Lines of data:
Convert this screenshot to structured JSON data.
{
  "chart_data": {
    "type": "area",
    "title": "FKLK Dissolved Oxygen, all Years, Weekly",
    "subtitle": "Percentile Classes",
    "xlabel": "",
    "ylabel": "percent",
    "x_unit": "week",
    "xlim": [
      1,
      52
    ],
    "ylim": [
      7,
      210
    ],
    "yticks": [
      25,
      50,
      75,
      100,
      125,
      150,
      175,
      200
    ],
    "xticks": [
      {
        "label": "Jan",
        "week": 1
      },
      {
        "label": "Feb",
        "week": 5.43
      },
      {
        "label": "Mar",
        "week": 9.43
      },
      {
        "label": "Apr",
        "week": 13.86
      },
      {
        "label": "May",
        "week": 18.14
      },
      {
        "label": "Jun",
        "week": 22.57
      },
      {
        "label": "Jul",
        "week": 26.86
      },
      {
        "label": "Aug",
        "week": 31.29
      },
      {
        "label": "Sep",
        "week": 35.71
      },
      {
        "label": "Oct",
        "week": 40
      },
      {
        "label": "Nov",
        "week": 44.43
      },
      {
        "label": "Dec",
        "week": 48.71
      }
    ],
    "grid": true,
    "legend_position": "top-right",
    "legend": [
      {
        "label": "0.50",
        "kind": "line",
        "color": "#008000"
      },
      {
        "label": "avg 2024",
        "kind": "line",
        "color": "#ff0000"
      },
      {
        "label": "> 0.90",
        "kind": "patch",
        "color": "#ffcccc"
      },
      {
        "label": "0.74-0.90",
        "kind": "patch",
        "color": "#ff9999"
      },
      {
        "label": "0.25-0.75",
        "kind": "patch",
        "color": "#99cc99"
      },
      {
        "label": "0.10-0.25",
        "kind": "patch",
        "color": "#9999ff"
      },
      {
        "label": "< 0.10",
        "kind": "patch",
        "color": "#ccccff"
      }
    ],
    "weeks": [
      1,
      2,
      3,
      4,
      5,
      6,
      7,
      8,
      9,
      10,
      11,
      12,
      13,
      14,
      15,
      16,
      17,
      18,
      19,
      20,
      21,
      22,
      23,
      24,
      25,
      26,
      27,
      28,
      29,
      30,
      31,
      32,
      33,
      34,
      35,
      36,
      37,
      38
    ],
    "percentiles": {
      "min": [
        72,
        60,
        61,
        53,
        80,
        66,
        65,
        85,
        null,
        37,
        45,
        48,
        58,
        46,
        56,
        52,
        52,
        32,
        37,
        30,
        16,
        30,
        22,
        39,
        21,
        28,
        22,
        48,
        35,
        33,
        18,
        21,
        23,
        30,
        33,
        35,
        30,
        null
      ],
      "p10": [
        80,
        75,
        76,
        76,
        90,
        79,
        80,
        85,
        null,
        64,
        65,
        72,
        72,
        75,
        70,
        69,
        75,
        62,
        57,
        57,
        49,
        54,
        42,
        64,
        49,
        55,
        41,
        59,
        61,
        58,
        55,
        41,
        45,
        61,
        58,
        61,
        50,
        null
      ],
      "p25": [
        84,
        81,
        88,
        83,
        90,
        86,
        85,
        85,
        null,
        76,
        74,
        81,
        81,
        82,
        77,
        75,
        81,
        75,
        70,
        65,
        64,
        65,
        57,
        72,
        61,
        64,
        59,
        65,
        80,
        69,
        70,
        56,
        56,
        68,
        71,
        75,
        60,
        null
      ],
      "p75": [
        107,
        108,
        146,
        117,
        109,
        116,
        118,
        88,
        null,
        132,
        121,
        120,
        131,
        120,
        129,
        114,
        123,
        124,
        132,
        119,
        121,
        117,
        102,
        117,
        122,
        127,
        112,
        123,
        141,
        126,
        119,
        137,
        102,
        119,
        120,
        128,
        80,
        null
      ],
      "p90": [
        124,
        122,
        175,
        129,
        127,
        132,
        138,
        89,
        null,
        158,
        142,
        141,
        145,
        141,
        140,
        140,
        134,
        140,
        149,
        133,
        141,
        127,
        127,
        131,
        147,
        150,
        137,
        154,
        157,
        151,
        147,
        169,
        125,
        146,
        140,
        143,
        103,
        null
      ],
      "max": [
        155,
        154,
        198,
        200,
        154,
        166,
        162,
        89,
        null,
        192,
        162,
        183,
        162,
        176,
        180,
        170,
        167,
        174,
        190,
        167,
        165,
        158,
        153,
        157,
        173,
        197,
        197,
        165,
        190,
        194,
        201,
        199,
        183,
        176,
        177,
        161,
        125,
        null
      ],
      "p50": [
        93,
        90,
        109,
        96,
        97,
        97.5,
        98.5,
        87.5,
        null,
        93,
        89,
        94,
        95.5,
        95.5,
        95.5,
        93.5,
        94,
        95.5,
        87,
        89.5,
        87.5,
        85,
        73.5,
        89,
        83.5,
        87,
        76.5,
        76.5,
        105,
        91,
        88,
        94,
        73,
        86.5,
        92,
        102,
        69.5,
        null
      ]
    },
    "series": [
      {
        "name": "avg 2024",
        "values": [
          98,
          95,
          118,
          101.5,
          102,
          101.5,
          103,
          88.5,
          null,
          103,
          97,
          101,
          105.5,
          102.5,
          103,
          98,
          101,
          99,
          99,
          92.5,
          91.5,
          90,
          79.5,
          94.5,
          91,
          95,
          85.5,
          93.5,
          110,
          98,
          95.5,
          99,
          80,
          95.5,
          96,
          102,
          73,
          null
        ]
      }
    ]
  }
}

What needs to be done: Extract the listing in its entirety and repeat it exactly.

Problem solution:
Convert this screenshot to structured JSON data.
{
  "chart_data": {
    "type": "area",
    "title": "FKLK Dissolved Oxygen, all Years, Weekly",
    "subtitle": "Percentile Classes",
    "xlabel": "",
    "ylabel": "percent",
    "x_unit": "week",
    "xlim": [
      1,
      52
    ],
    "ylim": [
      7,
      210
    ],
    "yticks": [
      25,
      50,
      75,
      100,
      125,
      150,
      175,
      200
    ],
    "xticks": [
      {
        "label": "Jan",
        "week": 1
      },
      {
        "label": "Feb",
        "week": 5.43
      },
      {
        "label": "Mar",
        "week": 9.43
      },
      {
        "label": "Apr",
        "week": 13.86
      },
      {
        "label": "May",
        "week": 18.14
      },
      {
        "label": "Jun",
        "week": 22.57
      },
      {
        "label": "Jul",
        "week": 26.86
      },
      {
        "label": "Aug",
        "week": 31.29
      },
      {
        "label": "Sep",
        "week": 35.71
      },
      {
        "label": "Oct",
        "week": 40
      },
      {
        "label": "Nov",
        "week": 44.43
      },
      {
        "label": "Dec",
        "week": 48.71
      }
    ],
    "grid": true,
    "legend_position": "top-right",
    "legend": [
      {
        "label": "0.50",
        "kind": "line",
        "color": "#008000"
      },
      {
        "label": "avg 2024",
        "kind": "line",
        "color": "#ff0000"
      },
      {
        "label": "> 0.90",
        "kind": "patch",
        "color": "#ffcccc"
      },
      {
        "label": "0.74-0.90",
        "kind": "patch",
        "color": "#ff9999"
      },
      {
        "label": "0.25-0.75",
        "kind": "patch",
        "color": "#99cc99"
      },
      {
        "label": "0.10-0.25",
        "kind": "patch",
        "color": "#9999ff"
      },
      {
        "label": "< 0.10",
        "kind": "patch",
        "color": "#ccccff"
      }
    ],
    "weeks": [
      1,
      2,
      3,
      4,
      5,
      6,
      7,
      8,
      9,
      10,
      11,
      12,
      13,
      14,
      15,
      16,
      17,
      18,
      19,
      20,
      21,
      22,
      23,
      24,
      25,
      26,
      27,
      28,
      29,
      30,
      31,
      32,
      33,
      34,
      35,
      36,
      37,
      38
    ],
    "percentiles": {
      "min": [
        72,
        60,
        61,
        53,
        80,
        66,
        65,
        85,
        null,
        37,
        45,
        48,
        58,
        46,
        56,
        52,
        52,
        32,
        37,
        30,
        16,
        30,
        22,
        39,
        21,
        28,
        22,
        48,
        35,
        33,
        18,
        21,
        23,
        30,
        33,
        35,
        30,
        null
      ],
      "p10": [
        80,
        75,
        76,
        76,
        90,
        79,
        80,
        85,
        null,
        64,
        65,
        72,
        72,
        75,
        70,
        69,
        75,
        62,
        57,
        57,
        49,
        54,
        42,
        64,
        49,
        55,
        41,
        59,
        61,
        58,
        55,
        41,
        45,
        61,
        58,
        61,
        50,
        null
      ],
      "p25": [
        84,
        81,
        88,
        83,
        90,
        86,
        85,
        85,
        null,
        76,
        74,
        81,
        81,
        82,
        77,
        75,
        81,
        75,
        70,
        65,
        64,
        65,
        57,
        72,
        61,
        64,
        59,
        65,
        80,
        69,
        70,
        56,
        56,
        68,
        71,
        75,
        60,
        null
      ],
      "p75": [
        107,
        108,
        146,
        117,
        109,
        116,
        118,
        88,
        null,
        132,
        121,
        120,
        131,
        120,
        129,
        114,
        123,
        124,
        132,
        119,
        121,
        117,
        102,
        117,
        122,
        127,
        112,
        123,
        141,
        126,
        119,
        137,
        102,
        119,
        120,
        128,
        80,
        null
      ],
      "p90": [
        124,
        122,
        175,
        129,
        127,
        132,
        138,
        89,
        null,
        158,
        142,
        141,
        145,
        141,
        140,
        140,
        134,
        140,
        149,
        133,
        141,
        127,
        127,
        131,
        147,
        150,
        137,
        154,
        157,
        151,
        147,
        169,
        125,
        146,
        140,
        143,
        103,
        null
      ],
      "max": [
        155,
        154,
        198,
        200,
        154,
        166,
        162,
        89,
        null,
        192,
        162,
        183,
        162,
        176,
        180,
        170,
        167,
        174,
        190,
        167,
        165,
        158,
        153,
        157,
        173,
        197,
        197,
        165,
        190,
        194,
        201,
        199,
        183,
        176,
        177,
        161,
        125,
        null
      ],
      "p50": [
        93,
        90,
        109,
        96,
        97,
        97.5,
        98.5,
        87.5,
        null,
        93,
        89,
        94,
        95.5,
        95.5,
        95.5,
        93.5,
        94,
        95.5,
        87,
        89.5,
        87.5,
        85,
        73.5,
        89,
        83.5,
        87,
        76.5,
        76.5,
        105,
        91,
        88,
        94,
        73,
        86.5,
        92,
        102,
        69.5,
        null
      ]
    },
    "series": [
      {
        "name": "avg 2024",
        "values": [
          98,
          95,
          118,
          101.5,
          102,
          101.5,
          103,
          88.5,
          null,
          103,
          97,
          101,
          105.5,
          102.5,
          103,
          98,
          101,
          99,
          99,
          92.5,
          91.5,
          90,
          79.5,
          94.5,
          91,
          95,
          85.5,
          93.5,
          110,
          98,
          95.5,
          99,
          80,
          95.5,
          96,
          102,
          73,
          null
        ]
      }
    ]
  }
}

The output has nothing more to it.